-- THE REQUEST --
In two sentences, summarize the church post below on prayer in James 5.

-- SUPPLIED TEXT --
You Weren't Meant to White-Knuckle It
- Cornerstone Community Church
- May 24
- 6 min read

Most of us have a threshold. A point we reach before we finally stop trying to handle something on our own and actually ask for help. For some people that threshold is low. For others, it is almost impossibly high. But nearly everyone has a version of this pattern: try first, then ask.
We bring this same habit into our relationship with God. Life goes sideways and we problem-solve. We talk to a friend, we read an article, we distract ourselves, we white-knuckle it. And eventually, when none of that works, we pray. Not because we really believe prayer changes things, but because we have run out of options. And when things are going well? We do not pray much at all. We just go about our lives, quietly operating as if God has little to do with any of it.
James has something direct to say about this.
PRAYER IS NOT YOUR LAST RESORT
In James 5:13, the apostle poses two blunt questions. "Is anyone among you suffering? Let him pray. Is anyone cheerful? Let him sing praise." There is no nuance here. No qualifications. No "only pray if it is serious enough." Suffer? Pray. Things are good? Still pray. The instruction covers the whole range of human experience, and the answer in both cases is the same: turn toward God.
Pastor Danny drew out something in this passage worth slowing down for. The two verbs used in verse 13, both praying and singing praise, are present tense in the Greek. Continuous action. Not a one-time event. Not a moment of religious duty you check off and move on from. James is calling for an ongoing posture, a life shaped by a constant orientation toward God in whatever is happening right now.
Most of us have the suffering side of this equation figured out, at least theoretically. We know we are supposed to pray when things fall apart. What James catches us on is the other half. When the job is stable, the kids are doing okay, and things are genuinely fine, we tend to stop responding to God at all. James is not allowing that. The cheerful person who goes quiet before God is missing something just as real as the suffering person who refuses to pray. Both are disconnected from the Godward dependence that James says should mark every season.
WHAT IT MEANS TO CALL FOR THE ELDERS
James does not stop at individual prayer. He moves into territory that makes some people uncomfortable: what happens when someone is seriously ill.
"Is anyone among you sick? Let him call for the elders of the church and let them pray over him, anointing him with oil in the name of the Lord. And the prayer of faith will save the one who is sick, and the Lord will raise him up." (James 5:14-15)
A lot of people have seen this verse misused in one direction or another. Some traditions have built elaborate healing ceremonies around it. Others have quietly ignored it because the whole thing feels strange. Pastor Danny walked through what the text actually says.

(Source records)
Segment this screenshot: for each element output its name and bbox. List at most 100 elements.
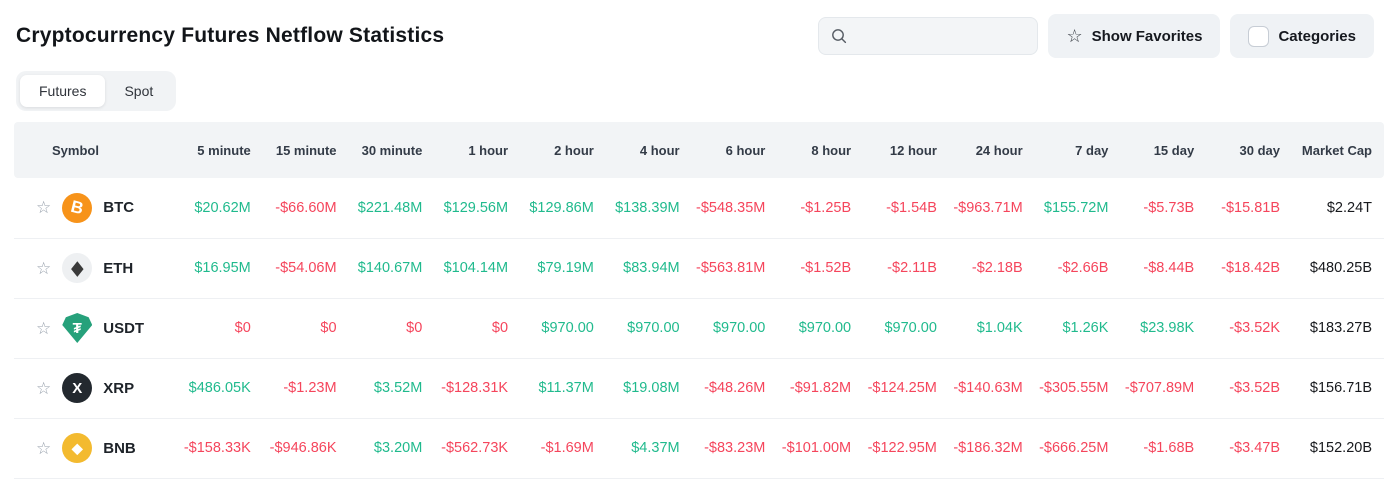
netflow-value-cell: -$140.63M xyxy=(950,358,1037,419)
netflow-value-cell: $20.62M xyxy=(179,178,265,239)
netflow-value-cell: -$563.81M xyxy=(693,238,780,299)
netflow-value-cell: -$83.23M xyxy=(693,418,780,479)
column-header-1-hour[interactable]: 1 hour xyxy=(436,122,523,178)
netflow-value-cell: -$128.31K xyxy=(436,358,523,419)
favorite-star-icon[interactable]: ☆ xyxy=(36,318,52,338)
column-header-15-day[interactable]: 15 day xyxy=(1122,122,1209,178)
column-header-symbol[interactable]: Symbol xyxy=(14,122,179,178)
tab-futures[interactable]: Futures xyxy=(20,75,106,107)
table-row-bnb[interactable]: ☆ ◆ BNB -$158.33K -$946.86K $3.20M -$562.73K -$… xyxy=(14,418,1384,479)
show-favorites-button[interactable]: ☆ Show Favorites xyxy=(1048,14,1221,58)
netflow-value-cell: -$3.52K xyxy=(1208,298,1294,359)
netflow-value-cell: $0 xyxy=(350,298,437,359)
netflow-value-cell: $970.00 xyxy=(865,298,951,359)
netflow-value-cell: -$562.73K xyxy=(436,418,523,479)
netflow-value-cell: -$15.81B xyxy=(1208,178,1294,239)
categories-checkbox[interactable] xyxy=(1248,25,1270,47)
market-cap-cell: $156.71B xyxy=(1294,358,1384,419)
symbol-cell: ☆ ₮ USDT xyxy=(14,298,179,359)
netflow-value-cell: $221.48M xyxy=(350,178,437,239)
netflow-value-cell: -$1.69M xyxy=(522,418,608,479)
favorites-star-icon: ☆ xyxy=(1066,26,1083,46)
netflow-value-cell: -$305.55M xyxy=(1036,358,1123,419)
show-favorites-label: Show Favorites xyxy=(1091,27,1203,45)
column-header-market-cap[interactable]: Market Cap xyxy=(1294,122,1384,178)
table-row-btc[interactable]: ☆ B BTC $20.62M -$66.60M $221.48M $129.56M $129… xyxy=(14,178,1384,239)
favorite-star-icon[interactable]: ☆ xyxy=(36,438,52,458)
netflow-value-cell: -$1.52B xyxy=(779,238,866,299)
netflow-value-cell: $1.04K xyxy=(950,298,1037,359)
netflow-value-cell: $140.67M xyxy=(350,238,437,299)
column-header-15-minute[interactable]: 15 minute xyxy=(264,122,351,178)
column-header-30-day[interactable]: 30 day xyxy=(1208,122,1294,178)
netflow-value-cell: $970.00 xyxy=(607,298,694,359)
column-header-12-hour[interactable]: 12 hour xyxy=(865,122,951,178)
symbol-cell: ☆ X XRP xyxy=(14,358,179,419)
netflow-value-cell: -$548.35M xyxy=(693,178,780,239)
netflow-value-cell: -$18.42B xyxy=(1208,238,1294,299)
netflow-value-cell: -$3.52B xyxy=(1208,358,1294,419)
table-row-usdt[interactable]: ☆ ₮ USDT $0 $0 $0 $0 $970.00 $970.00 $970.00 $970.… xyxy=(14,298,1384,359)
netflow-value-cell: -$1.25B xyxy=(779,178,866,239)
symbol-cell: ☆ ◆ BNB xyxy=(14,418,179,479)
netflow-value-cell: $3.20M xyxy=(350,418,437,479)
netflow-value-cell: $970.00 xyxy=(693,298,780,359)
netflow-value-cell: -$66.60M xyxy=(264,178,351,239)
column-header-2-hour[interactable]: 2 hour xyxy=(522,122,608,178)
market-cap-cell: $2.24T xyxy=(1294,178,1384,239)
netflow-value-cell: -$946.86K xyxy=(264,418,351,479)
netflow-value-cell: $129.86M xyxy=(522,178,608,239)
market-cap-cell: $183.27B xyxy=(1294,298,1384,359)
tab-spot[interactable]: Spot xyxy=(124,83,154,99)
netflow-value-cell: $23.98K xyxy=(1122,298,1209,359)
netflow-value-cell: -$1.68B xyxy=(1122,418,1209,479)
search-input[interactable] xyxy=(855,27,1026,45)
btc-coin-icon: B xyxy=(62,192,93,223)
netflow-value-cell: $0 xyxy=(264,298,351,359)
netflow-value-cell: -$2.11B xyxy=(865,238,951,299)
categories-button[interactable]: Categories xyxy=(1230,14,1374,58)
netflow-value-cell: -$963.71M xyxy=(950,178,1037,239)
netflow-value-cell: -$1.54B xyxy=(865,178,951,239)
column-header-4-hour[interactable]: 4 hour xyxy=(607,122,694,178)
netflow-value-cell: -$1.23M xyxy=(264,358,351,419)
netflow-value-cell: $155.72M xyxy=(1036,178,1123,239)
favorite-star-icon[interactable]: ☆ xyxy=(36,258,52,278)
netflow-value-cell: $0 xyxy=(179,298,265,359)
netflow-value-cell: $0 xyxy=(436,298,523,359)
netflow-table-wrapper: Symbol 5 minute 15 minute 30 minute 1 hour 2 … xyxy=(14,122,1384,479)
netflow-value-cell: -$666.25M xyxy=(1036,418,1123,479)
xrp-coin-icon: X xyxy=(62,373,93,403)
netflow-value-cell: $486.05K xyxy=(179,358,265,419)
netflow-value-cell: $83.94M xyxy=(607,238,694,299)
market-cap-cell: $480.25B xyxy=(1294,238,1384,299)
symbol-label: BNB xyxy=(103,439,136,457)
favorite-star-icon[interactable]: ☆ xyxy=(36,198,52,218)
symbol-label: USDT xyxy=(103,319,145,337)
column-header-6-hour[interactable]: 6 hour xyxy=(693,122,780,178)
favorite-star-icon[interactable]: ☆ xyxy=(36,378,52,398)
netflow-value-cell: -$91.82M xyxy=(779,358,866,419)
table-row-eth[interactable]: ☆ ◆ ETH $16.95M -$54.06M $140.67M $104.14M $79.… xyxy=(14,238,1384,299)
column-header-30-minute[interactable]: 30 minute xyxy=(350,122,437,178)
netflow-value-cell: -$2.66B xyxy=(1036,238,1123,299)
table-row-xrp[interactable]: ☆ X XRP $486.05K -$1.23M $3.52M -$128.31K $11.3… xyxy=(14,358,1384,419)
netflow-value-cell: -$8.44B xyxy=(1122,238,1209,299)
netflow-value-cell: -$3.47B xyxy=(1208,418,1294,479)
column-header-8-hour[interactable]: 8 hour xyxy=(779,122,866,178)
header-controls: ☆ Show Favorites Categories xyxy=(818,14,1374,58)
symbol-label: BTC xyxy=(103,199,135,217)
netflow-value-cell: $11.37M xyxy=(522,358,608,419)
netflow-value-cell: -$54.06M xyxy=(264,238,351,299)
netflow-value-cell: -$5.73B xyxy=(1122,178,1209,239)
column-header-24-hour[interactable]: 24 hour xyxy=(950,122,1037,178)
netflow-value-cell: $129.56M xyxy=(436,178,523,239)
netflow-value-cell: $3.52M xyxy=(350,358,437,419)
column-header-5-minute[interactable]: 5 minute xyxy=(179,122,265,178)
netflow-value-cell: $104.14M xyxy=(436,238,523,299)
bnb-coin-icon: ◆ xyxy=(62,433,93,463)
search-box[interactable] xyxy=(818,17,1039,55)
column-header-7-day[interactable]: 7 day xyxy=(1036,122,1123,178)
symbol-cell: ☆ ◆ ETH xyxy=(14,238,179,299)
market-cap-cell: $152.20B xyxy=(1294,418,1384,479)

-- FULL OUTPUT --
Many people pray only as a last resort after trying to handle things themselves, but James 5:13 tells both the suffering and the cheerful to turn toward God, and its present-tense verbs point to an ongoing posture rather than a one-time act. The post then turns to James 5:14-15, where the sick are told to call for the elders to pray over them and anoint them with oil, a passage it notes has been misused by some and quietly ignored by others.